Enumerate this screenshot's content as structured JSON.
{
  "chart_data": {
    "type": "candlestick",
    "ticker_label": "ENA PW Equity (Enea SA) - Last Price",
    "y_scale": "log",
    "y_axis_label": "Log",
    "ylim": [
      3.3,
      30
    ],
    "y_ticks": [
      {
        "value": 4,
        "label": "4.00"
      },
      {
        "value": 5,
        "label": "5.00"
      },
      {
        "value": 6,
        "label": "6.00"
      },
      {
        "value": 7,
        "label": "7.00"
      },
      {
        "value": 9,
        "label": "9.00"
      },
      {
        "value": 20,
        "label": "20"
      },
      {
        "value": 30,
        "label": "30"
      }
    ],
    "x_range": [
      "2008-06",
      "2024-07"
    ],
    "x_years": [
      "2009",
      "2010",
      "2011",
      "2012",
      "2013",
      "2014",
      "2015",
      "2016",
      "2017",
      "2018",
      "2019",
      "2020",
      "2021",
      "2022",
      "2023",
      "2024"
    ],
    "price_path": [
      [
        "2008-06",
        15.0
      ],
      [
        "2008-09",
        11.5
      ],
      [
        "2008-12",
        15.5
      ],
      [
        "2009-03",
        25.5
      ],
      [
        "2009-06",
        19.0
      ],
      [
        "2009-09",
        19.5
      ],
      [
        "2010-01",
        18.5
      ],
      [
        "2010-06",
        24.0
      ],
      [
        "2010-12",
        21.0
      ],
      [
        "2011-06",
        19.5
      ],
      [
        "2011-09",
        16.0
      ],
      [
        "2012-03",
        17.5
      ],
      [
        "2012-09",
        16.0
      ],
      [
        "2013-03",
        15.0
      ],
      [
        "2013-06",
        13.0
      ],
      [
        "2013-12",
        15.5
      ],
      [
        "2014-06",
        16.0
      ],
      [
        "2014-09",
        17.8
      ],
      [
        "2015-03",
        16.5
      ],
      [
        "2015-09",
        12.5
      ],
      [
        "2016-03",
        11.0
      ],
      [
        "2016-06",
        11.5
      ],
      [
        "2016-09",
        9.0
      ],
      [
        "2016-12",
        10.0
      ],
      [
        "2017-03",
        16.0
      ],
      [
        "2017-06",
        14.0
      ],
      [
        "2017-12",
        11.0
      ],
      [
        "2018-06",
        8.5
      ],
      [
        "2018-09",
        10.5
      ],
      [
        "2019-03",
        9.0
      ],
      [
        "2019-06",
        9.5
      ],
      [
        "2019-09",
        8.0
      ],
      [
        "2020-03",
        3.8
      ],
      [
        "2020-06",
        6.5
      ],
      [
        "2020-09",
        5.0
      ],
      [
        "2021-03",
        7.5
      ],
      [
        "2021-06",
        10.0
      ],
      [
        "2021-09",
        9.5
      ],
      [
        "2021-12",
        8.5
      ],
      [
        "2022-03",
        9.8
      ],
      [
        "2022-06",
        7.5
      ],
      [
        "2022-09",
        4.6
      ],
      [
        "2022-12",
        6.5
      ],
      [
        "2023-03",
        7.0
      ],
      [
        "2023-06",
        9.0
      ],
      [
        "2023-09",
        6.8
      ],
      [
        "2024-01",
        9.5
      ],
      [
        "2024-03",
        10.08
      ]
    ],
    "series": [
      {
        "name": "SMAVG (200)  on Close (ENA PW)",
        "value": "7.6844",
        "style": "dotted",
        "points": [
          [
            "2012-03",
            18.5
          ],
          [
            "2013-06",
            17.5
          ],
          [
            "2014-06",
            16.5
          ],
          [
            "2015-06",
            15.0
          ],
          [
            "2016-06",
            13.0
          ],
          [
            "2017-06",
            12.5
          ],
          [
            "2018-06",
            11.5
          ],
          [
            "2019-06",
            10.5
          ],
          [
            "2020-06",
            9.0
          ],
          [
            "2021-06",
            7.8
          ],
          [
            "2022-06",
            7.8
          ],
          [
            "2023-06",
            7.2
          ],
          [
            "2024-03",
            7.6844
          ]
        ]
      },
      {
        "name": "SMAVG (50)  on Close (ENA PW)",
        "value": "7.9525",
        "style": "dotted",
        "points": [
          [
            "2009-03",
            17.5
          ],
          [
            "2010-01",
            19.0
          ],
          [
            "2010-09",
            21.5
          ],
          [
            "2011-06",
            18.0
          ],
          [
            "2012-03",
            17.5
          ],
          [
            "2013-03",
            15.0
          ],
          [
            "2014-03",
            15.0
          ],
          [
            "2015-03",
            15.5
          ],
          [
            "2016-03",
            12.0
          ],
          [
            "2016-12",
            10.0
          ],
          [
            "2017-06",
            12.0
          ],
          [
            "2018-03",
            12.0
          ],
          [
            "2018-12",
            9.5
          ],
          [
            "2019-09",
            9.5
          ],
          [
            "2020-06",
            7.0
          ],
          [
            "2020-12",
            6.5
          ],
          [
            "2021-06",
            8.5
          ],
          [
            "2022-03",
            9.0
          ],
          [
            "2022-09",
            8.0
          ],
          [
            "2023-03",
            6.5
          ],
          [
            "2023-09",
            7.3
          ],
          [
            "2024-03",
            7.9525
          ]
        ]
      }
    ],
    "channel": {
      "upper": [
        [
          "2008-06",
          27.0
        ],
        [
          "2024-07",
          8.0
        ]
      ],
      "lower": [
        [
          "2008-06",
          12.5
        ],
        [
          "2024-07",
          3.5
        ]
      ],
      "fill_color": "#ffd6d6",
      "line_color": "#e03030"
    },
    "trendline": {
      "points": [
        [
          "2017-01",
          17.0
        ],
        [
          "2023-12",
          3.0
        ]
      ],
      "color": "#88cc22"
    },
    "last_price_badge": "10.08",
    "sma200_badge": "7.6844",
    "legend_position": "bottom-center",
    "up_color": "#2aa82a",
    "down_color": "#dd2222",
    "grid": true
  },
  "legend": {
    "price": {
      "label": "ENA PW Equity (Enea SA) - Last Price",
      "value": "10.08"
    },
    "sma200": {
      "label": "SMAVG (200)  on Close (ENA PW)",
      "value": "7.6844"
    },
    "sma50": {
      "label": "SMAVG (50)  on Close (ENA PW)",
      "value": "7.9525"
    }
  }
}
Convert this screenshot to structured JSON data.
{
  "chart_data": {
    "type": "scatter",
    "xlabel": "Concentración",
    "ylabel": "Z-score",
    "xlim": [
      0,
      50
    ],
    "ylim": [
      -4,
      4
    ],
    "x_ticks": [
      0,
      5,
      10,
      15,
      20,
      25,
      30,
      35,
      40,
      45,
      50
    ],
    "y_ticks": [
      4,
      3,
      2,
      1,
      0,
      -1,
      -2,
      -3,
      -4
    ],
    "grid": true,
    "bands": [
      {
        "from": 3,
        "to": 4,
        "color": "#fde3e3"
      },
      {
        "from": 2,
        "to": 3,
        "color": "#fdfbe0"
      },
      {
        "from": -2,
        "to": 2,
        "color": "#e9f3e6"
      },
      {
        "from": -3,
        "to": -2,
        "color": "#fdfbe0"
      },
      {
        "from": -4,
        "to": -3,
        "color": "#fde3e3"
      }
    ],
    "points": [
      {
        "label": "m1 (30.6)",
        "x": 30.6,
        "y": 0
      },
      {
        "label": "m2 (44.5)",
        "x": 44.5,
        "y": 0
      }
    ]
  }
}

------------------------------------

THE REQUEST: Repeat the material above exactly.

WORKED SOLUTION:
Enumerate this screenshot's content as structured JSON.
{
  "chart_data": {
    "type": "candlestick",
    "ticker_label": "ENA PW Equity (Enea SA) - Last Price",
    "y_scale": "log",
    "y_axis_label": "Log",
    "ylim": [
      3.3,
      30
    ],
    "y_ticks": [
      {
        "value": 4,
        "label": "4.00"
      },
      {
        "value": 5,
        "label": "5.00"
      },
      {
        "value": 6,
        "label": "6.00"
      },
      {
        "value": 7,
        "label": "7.00"
      },
      {
        "value": 9,
        "label": "9.00"
      },
      {
        "value": 20,
        "label": "20"
      },
      {
        "value": 30,
        "label": "30"
      }
    ],
    "x_range": [
      "2008-06",
      "2024-07"
    ],
    "x_years": [
      "2009",
      "2010",
      "2011",
      "2012",
      "2013",
      "2014",
      "2015",
      "2016",
      "2017",
      "2018",
      "2019",
      "2020",
      "2021",
      "2022",
      "2023",
      "2024"
    ],
    "price_path": [
      [
        "2008-06",
        15.0
      ],
      [
        "2008-09",
        11.5
      ],
      [
        "2008-12",
        15.5
      ],
      [
        "2009-03",
        25.5
      ],
      [
        "2009-06",
        19.0
      ],
      [
        "2009-09",
        19.5
      ],
      [
        "2010-01",
        18.5
      ],
      [
        "2010-06",
        24.0
      ],
      [
        "2010-12",
        21.0
      ],
      [
        "2011-06",
        19.5
      ],
      [
        "2011-09",
        16.0
      ],
      [
        "2012-03",
        17.5
      ],
      [
        "2012-09",
        16.0
      ],
      [
        "2013-03",
        15.0
      ],
      [
        "2013-06",
        13.0
      ],
      [
        "2013-12",
        15.5
      ],
      [
        "2014-06",
        16.0
      ],
      [
        "2014-09",
        17.8
      ],
      [
        "2015-03",
        16.5
      ],
      [
        "2015-09",
        12.5
      ],
      [
        "2016-03",
        11.0
      ],
      [
        "2016-06",
        11.5
      ],
      [
        "2016-09",
        9.0
      ],
      [
        "2016-12",
        10.0
      ],
      [
        "2017-03",
        16.0
      ],
      [
        "2017-06",
        14.0
      ],
      [
        "2017-12",
        11.0
      ],
      [
        "2018-06",
        8.5
      ],
      [
        "2018-09",
        10.5
      ],
      [
        "2019-03",
        9.0
      ],
      [
        "2019-06",
        9.5
      ],
      [
        "2019-09",
        8.0
      ],
      [
        "2020-03",
        3.8
      ],
      [
        "2020-06",
        6.5
      ],
      [
        "2020-09",
        5.0
      ],
      [
        "2021-03",
        7.5
      ],
      [
        "2021-06",
        10.0
      ],
      [
        "2021-09",
        9.5
      ],
      [
        "2021-12",
        8.5
      ],
      [
        "2022-03",
        9.8
      ],
      [
        "2022-06",
        7.5
      ],
      [
        "2022-09",
        4.6
      ],
      [
        "2022-12",
        6.5
      ],
      [
        "2023-03",
        7.0
      ],
      [
        "2023-06",
        9.0
      ],
      [
        "2023-09",
        6.8
      ],
      [
        "2024-01",
        9.5
      ],
      [
        "2024-03",
        10.08
      ]
    ],
    "series": [
      {
        "name": "SMAVG (200)  on Close (ENA PW)",
        "value": "7.6844",
        "style": "dotted",
        "points": [
          [
            "2012-03",
            18.5
          ],
          [
            "2013-06",
            17.5
          ],
          [
            "2014-06",
            16.5
          ],
          [
            "2015-06",
            15.0
          ],
          [
            "2016-06",
            13.0
          ],
          [
            "2017-06",
            12.5
          ],
          [
            "2018-06",
            11.5
          ],
          [
            "2019-06",
            10.5
          ],
          [
            "2020-06",
            9.0
          ],
          [
            "2021-06",
            7.8
          ],
          [
            "2022-06",
            7.8
          ],
          [
            "2023-06",
            7.2
          ],
          [
            "2024-03",
            7.6844
          ]
        ]
      },
      {
        "name": "SMAVG (50)  on Close (ENA PW)",
        "value": "7.9525",
        "style": "dotted",
        "points": [
          [
            "2009-03",
            17.5
          ],
          [
            "2010-01",
            19.0
          ],
          [
            "2010-09",
            21.5
          ],
          [
            "2011-06",
            18.0
          ],
          [
            "2012-03",
            17.5
          ],
          [
            "2013-03",
            15.0
          ],
          [
            "2014-03",
            15.0
          ],
          [
            "2015-03",
            15.5
          ],
          [
            "2016-03",
            12.0
          ],
          [
            "2016-12",
            10.0
          ],
          [
            "2017-06",
            12.0
          ],
          [
            "2018-03",
            12.0
          ],
          [
            "2018-12",
            9.5
          ],
          [
            "2019-09",
            9.5
          ],
          [
            "2020-06",
            7.0
          ],
          [
            "2020-12",
            6.5
          ],
          [
            "2021-06",
            8.5
          ],
          [
            "2022-03",
            9.0
          ],
          [
            "2022-09",
            8.0
          ],
          [
            "2023-03",
            6.5
          ],
          [
            "2023-09",
            7.3
          ],
          [
            "2024-03",
            7.9525
          ]
        ]
      }
    ],
    "channel": {
      "upper": [
        [
          "2008-06",
          27.0
        ],
        [
          "2024-07",
          8.0
        ]
      ],
      "lower": [
        [
          "2008-06",
          12.5
        ],
        [
          "2024-07",
          3.5
        ]
      ],
      "fill_color": "#ffd6d6",
      "line_color": "#e03030"
    },
    "trendline": {
      "points": [
        [
          "2017-01",
          17.0
        ],
        [
          "2023-12",
          3.0
        ]
      ],
      "color": "#88cc22"
    },
    "last_price_badge": "10.08",
    "sma200_badge": "7.6844",
    "legend_position": "bottom-center",
    "up_color": "#2aa82a",
    "down_color": "#dd2222",
    "grid": true
  },
  "legend": {
    "price": {
      "label": "ENA PW Equity (Enea SA) - Last Price",
      "value": "10.08"
    },
    "sma200": {
      "label": "SMAVG (200)  on Close (ENA PW)",
      "value": "7.6844"
    },
    "sma50": {
      "label": "SMAVG (50)  on Close (ENA PW)",
      "value": "7.9525"
    }
  }
}
Convert this screenshot to structured JSON data.
{
  "chart_data": {
    "type": "scatter",
    "xlabel": "Concentración",
    "ylabel": "Z-score",
    "xlim": [
      0,
      50
    ],
    "ylim": [
      -4,
      4
    ],
    "x_ticks": [
      0,
      5,
      10,
      15,
      20,
      25,
      30,
      35,
      40,
      45,
      50
    ],
    "y_ticks": [
      4,
      3,
      2,
      1,
      0,
      -1,
      -2,
      -3,
      -4
    ],
    "grid": true,
    "bands": [
      {
        "from": 3,
        "to": 4,
        "color": "#fde3e3"
      },
      {
        "from": 2,
        "to": 3,
        "color": "#fdfbe0"
      },
      {
        "from": -2,
        "to": 2,
        "color": "#e9f3e6"
      },
      {
        "from": -3,
        "to": -2,
        "color": "#fdfbe0"
      },
      {
        "from": -4,
        "to": -3,
        "color": "#fde3e3"
      }
    ],
    "points": [
      {
        "label": "m1 (30.6)",
        "x": 30.6,
        "y": 0
      },
      {
        "label": "m2 (44.5)",
        "x": 44.5,
        "y": 0
      }
    ]
  }
}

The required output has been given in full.